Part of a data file
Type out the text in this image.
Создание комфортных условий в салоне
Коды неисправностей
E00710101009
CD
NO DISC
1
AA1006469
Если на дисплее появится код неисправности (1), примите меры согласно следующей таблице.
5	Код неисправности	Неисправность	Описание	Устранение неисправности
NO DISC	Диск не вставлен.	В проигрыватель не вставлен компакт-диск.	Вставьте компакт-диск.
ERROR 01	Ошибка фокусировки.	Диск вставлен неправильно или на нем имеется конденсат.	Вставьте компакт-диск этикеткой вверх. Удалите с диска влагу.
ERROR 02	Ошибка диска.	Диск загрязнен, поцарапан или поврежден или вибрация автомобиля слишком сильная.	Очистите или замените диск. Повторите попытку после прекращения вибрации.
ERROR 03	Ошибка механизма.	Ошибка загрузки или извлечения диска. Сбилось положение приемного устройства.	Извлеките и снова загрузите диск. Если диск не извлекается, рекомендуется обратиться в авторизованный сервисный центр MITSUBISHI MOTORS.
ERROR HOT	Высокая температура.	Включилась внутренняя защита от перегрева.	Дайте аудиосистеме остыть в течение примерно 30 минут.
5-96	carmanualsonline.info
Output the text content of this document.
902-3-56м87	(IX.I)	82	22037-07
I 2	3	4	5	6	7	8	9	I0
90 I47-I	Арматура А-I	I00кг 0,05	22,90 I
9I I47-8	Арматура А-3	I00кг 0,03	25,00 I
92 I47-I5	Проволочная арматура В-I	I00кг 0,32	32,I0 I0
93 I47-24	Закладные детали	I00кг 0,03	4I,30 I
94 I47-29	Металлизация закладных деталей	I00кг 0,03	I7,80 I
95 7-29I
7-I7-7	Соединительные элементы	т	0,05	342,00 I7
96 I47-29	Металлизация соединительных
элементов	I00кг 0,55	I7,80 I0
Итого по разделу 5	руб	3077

- [To be done]: Find the word "диска" in the data and copy out each line where it turns up.

- [Result of the task]:
ERROR 01	Ошибка фокусировки.	Диск вставлен неправильно или на нем имеется конденсат.	Вставьте компакт-диск этикеткой вверх. Удалите с диска влагу.
ERROR 02	Ошибка диска.	Диск загрязнен, поцарапан или поврежден или вибрация автомобиля слишком сильная.	Очистите или замените диск. Повторите попытку после прекращения вибрации.
ERROR 03	Ошибка механизма.	Ошибка загрузки или извлечения диска. Сбилось положение приемного устройства.	Извлеките и снова загрузите диск. Если диск не извлекается, рекомендуется обратиться в авторизованный сервисный центр MITSUBISHI MOTORS.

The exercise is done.